**GOAL OF THE EXERCISE**
Lines that contain "энергетического" are to be counted; give only their number.
— Start —
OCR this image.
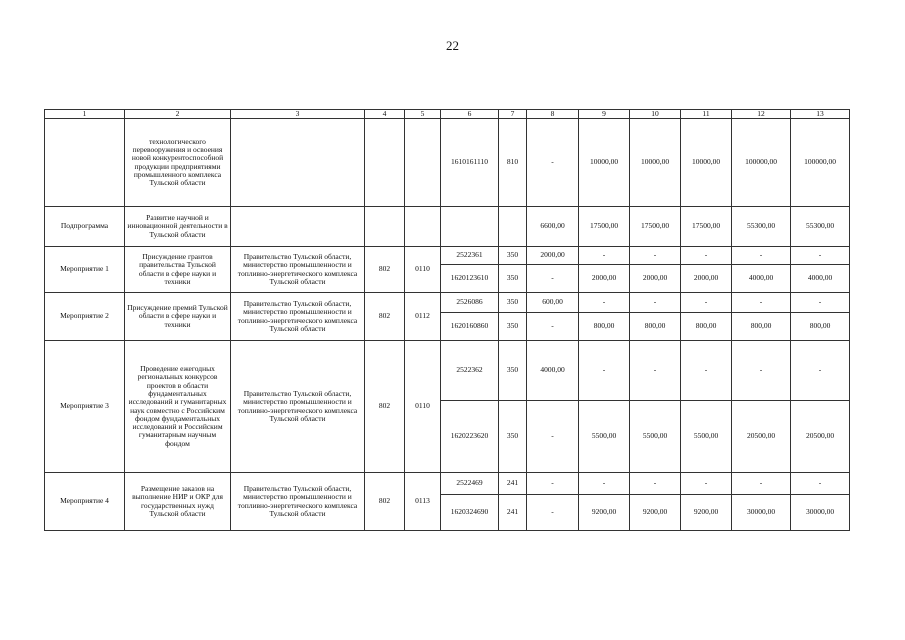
22
1	2	3	4	5	6	7	8	9	10	11	12	13
	технологического перевооружения и освоения новой конкурентоспособной продукции предприятиями промышленного комплекса Тульской области				1610161110	810	-	10000,00	10000,00	10000,00	100000,00	100000,00
Подпрограмма	Развитие научной и инновационной деятельности в Тульской области						6600,00	17500,00	17500,00	17500,00	55300,00	55300,00
Мероприятие 1	Присуждение грантов правительства Тульской области в сфере науки и техники	Правительство Тульской области, министерство промышленности и топливно-энергетического комплекса Тульской области	802	0110	2522361	350	2000,00	-	-	-	-	-
					1620123610	350	-	2000,00	2000,00	2000,00	4000,00	4000,00
Мероприятие 2	Присуждение премий Тульской области в сфере науки и техники	Правительство Тульской области, министерство промышленности и топливно-энергетического комплекса Тульской области	802	0112	2526086	350	600,00	-	-	-	-	-
					1620160860	350	-	800,00	800,00	800,00	800,00	800,00
Мероприятие 3	Проведение ежегодных региональных конкурсов проектов в области фундаментальных исследований и гуманитарных наук совместно с Российским фондом фундаментальных исследований и Российским гуманитарным научным фондом	Правительство Тульской области, министерство промышленности и топливно-энергетического комплекса Тульской области	802	0110	2522362	350	4000,00	-	-	-	-	-
					1620223620	350	-	5500,00	5500,00	5500,00	20500,00	20500,00
Мероприятие 4	Размещение заказов на выполнение НИР и ОКР для государственных нужд Тульской области	Правительство Тульской области, министерство промышленности и топливно-энергетического комплекса Тульской области	802	0113	2522469	241	-	-	-	-	-	-
					1620324690	241	-	9200,00	9200,00	9200,00	30000,00	30000,00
— End —
**OUTPUT**
4